**Faça o seguinte**:
1 > Liste os itens de currículo que, segundo o trecho sobre Sérgio Moro e Foucault, não garantem que o sujeito viva seu ofício como vocação.
2 > Escreva a continuação do trecho sobre Sérgio Moro e Foucault, começando logo após a última frase apresentada.

═══ Trecho selecionado ═══

Um currículo que mostra o exercício da docência numa instituição de ensino superior público federal, tradução de literatura jurídica de vigor teórico duvidoso, palestras em universidades norte-americanas, treinamento jurídico nos EUA, não são garantias de que temos um sujeito que vive o seu ofício como se fora, nos termos weberianos, uma vocação (Beruf) e disposição ética moderna. Sérgio Moro, como juiz, foi a encarnação do atraso, de coisa velha, anterior à racionalização moderna (Aufklärung).

Para exercitar teoricamente a compreensão desta figura antiga travestida de moderna, farei uma breve incursão por argumentos do filósofo Michel Foucault, em Vigiar e Punir e História da Sexualidade.

Na obra Vigiar e Punir, Foucault nos apresenta o caso de um certo Damiens, condenado ao suplício em praça pública (tortura e esquartejamento). Este tipo de espetáculo, cena – no qual o corpo torturado, esquartejado, amputado, é o objeto da repressão penal-, é categorizado como economia do suplício.

═══ Material extraído ═══

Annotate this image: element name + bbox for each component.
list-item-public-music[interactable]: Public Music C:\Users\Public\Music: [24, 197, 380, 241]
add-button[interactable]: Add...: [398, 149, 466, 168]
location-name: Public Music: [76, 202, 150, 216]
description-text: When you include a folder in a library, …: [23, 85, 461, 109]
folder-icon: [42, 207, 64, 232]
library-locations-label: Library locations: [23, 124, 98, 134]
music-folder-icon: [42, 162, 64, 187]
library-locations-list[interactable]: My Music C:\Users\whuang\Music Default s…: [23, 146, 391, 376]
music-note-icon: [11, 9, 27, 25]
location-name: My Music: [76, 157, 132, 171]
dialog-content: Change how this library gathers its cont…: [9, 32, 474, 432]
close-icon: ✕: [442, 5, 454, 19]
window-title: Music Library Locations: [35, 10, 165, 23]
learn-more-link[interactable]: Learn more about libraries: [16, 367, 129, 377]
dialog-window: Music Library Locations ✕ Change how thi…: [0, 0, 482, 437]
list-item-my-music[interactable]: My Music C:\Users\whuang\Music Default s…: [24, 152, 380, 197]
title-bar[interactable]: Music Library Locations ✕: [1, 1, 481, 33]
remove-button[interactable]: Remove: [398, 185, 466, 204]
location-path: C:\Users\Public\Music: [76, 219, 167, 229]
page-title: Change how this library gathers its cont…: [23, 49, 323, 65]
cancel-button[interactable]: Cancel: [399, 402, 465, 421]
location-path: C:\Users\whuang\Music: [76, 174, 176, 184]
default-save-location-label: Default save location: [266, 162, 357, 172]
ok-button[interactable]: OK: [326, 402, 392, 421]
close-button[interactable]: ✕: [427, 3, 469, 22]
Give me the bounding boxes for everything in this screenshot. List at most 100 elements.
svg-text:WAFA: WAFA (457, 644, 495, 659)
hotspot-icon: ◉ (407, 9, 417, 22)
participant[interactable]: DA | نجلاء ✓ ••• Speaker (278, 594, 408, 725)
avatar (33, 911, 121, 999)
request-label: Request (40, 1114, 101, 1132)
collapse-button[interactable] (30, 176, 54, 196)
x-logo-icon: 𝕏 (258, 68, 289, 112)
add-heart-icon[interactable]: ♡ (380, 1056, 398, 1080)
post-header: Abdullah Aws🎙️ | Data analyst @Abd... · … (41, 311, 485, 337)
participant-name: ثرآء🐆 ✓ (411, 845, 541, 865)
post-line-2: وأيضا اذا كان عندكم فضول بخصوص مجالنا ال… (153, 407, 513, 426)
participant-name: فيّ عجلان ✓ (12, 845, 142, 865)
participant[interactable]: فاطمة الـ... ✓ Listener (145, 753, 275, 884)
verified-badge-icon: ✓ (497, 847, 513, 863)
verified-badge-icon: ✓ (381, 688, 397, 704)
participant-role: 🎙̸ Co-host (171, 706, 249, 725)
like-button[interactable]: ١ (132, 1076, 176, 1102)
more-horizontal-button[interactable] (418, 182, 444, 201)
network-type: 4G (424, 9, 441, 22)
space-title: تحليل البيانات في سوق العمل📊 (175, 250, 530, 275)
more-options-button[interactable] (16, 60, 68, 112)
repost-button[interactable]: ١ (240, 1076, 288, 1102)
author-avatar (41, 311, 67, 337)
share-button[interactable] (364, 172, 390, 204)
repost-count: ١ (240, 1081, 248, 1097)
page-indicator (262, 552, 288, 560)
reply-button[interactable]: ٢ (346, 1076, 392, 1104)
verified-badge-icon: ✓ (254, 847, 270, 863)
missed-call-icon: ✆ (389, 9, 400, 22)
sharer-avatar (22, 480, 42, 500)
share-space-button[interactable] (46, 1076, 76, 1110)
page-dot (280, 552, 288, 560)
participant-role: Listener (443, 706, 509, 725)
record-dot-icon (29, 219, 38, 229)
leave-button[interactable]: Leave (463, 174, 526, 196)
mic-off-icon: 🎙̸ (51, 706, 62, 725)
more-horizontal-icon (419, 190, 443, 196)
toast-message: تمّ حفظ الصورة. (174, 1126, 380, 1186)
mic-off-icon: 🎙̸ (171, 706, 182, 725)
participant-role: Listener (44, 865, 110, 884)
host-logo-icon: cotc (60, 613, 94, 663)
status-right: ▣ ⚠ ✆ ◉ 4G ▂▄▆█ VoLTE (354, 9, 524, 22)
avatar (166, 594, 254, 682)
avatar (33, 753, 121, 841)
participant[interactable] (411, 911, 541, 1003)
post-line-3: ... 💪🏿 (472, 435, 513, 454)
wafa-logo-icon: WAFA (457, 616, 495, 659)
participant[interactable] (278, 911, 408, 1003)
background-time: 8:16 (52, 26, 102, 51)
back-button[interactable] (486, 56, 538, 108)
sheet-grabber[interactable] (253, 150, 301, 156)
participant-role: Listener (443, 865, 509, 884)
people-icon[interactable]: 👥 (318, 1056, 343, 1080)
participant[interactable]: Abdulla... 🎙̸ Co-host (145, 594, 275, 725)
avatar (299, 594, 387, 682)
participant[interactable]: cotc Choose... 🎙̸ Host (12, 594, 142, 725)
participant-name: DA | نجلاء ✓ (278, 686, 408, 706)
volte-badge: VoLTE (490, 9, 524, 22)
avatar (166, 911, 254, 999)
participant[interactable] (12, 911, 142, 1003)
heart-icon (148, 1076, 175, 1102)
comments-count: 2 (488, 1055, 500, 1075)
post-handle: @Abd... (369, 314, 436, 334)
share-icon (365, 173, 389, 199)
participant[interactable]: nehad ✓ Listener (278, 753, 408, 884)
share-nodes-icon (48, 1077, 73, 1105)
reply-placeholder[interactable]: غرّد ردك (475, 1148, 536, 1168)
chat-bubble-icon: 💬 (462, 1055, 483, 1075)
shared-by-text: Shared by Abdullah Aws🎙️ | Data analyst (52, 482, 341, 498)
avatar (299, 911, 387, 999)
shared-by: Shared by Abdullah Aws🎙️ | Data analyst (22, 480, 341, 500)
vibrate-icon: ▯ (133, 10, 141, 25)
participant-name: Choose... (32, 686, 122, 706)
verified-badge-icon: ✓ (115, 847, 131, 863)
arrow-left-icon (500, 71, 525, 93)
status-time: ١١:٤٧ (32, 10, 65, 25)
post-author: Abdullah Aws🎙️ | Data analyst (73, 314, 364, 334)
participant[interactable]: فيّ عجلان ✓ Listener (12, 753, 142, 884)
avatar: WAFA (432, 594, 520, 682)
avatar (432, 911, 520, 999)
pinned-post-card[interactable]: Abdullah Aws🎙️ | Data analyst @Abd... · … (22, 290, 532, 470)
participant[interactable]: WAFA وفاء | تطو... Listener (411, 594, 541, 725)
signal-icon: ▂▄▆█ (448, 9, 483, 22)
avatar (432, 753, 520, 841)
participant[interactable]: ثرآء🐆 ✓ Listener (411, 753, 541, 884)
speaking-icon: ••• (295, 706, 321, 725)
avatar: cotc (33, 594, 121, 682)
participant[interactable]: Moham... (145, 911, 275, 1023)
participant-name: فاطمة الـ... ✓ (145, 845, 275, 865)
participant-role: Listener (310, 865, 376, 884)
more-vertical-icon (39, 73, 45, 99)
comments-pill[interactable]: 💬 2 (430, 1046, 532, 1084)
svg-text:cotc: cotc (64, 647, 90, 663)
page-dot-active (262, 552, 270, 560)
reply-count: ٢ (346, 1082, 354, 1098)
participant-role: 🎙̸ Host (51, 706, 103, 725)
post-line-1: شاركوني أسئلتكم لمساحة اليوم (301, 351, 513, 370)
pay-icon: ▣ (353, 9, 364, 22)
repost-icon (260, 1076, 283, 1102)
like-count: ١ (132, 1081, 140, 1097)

═══

**Respostas por tarefa**:
1 >
- exercício da docência numa instituição de ensino superior público federal
- tradução de literatura jurídica de vigor teórico duvidoso
- palestras em universidades norte-americanas
- treinamento jurídico nos EUA

2 >
A Operação Lava-Jato, tendo o Juiz Moro como titeriteiro (aquele que manipula fantoches ou marionetes), é a manifestação contemporânea da economia do suplício. Prisões, conduções coercitivas, delações premiadas, depoimentos e julgamentos, fundamentalmente se realizam como espetáculo, como cena, como suplício em praça pública. Não há uma gota de “sobriedade punitiva”, como assinala Foucault em relação às técnicas punitivas modernas.

O espetáculo conduzido pelo juiz de Curitiba é a continuidade, nos tribunais, de um sistema prisional cuja tecnologia política do corpo é a da produção da morte (rebeliões, chacinas, interdição de direito de revisão da pena, etc.). Assim, sistema prisional e jurídico, imbricados que estão, são expressões antimodernas de estruturas sociais, políticas e jurídicas.

Em História da Sexualidade, encontramos referências a um exercício de poder que é típico da época da economia do suplício: o soberano tinha o direito de vida e de morte sobre os súditos que afrontavam sua autoridade, uma espécie de “direito de causar a morte ou deixar viver”. Moro é o soberano que quer causar a morte. É assim que se explica que sua figura se atribuiu inclusive a tarefa de pressionar o STF.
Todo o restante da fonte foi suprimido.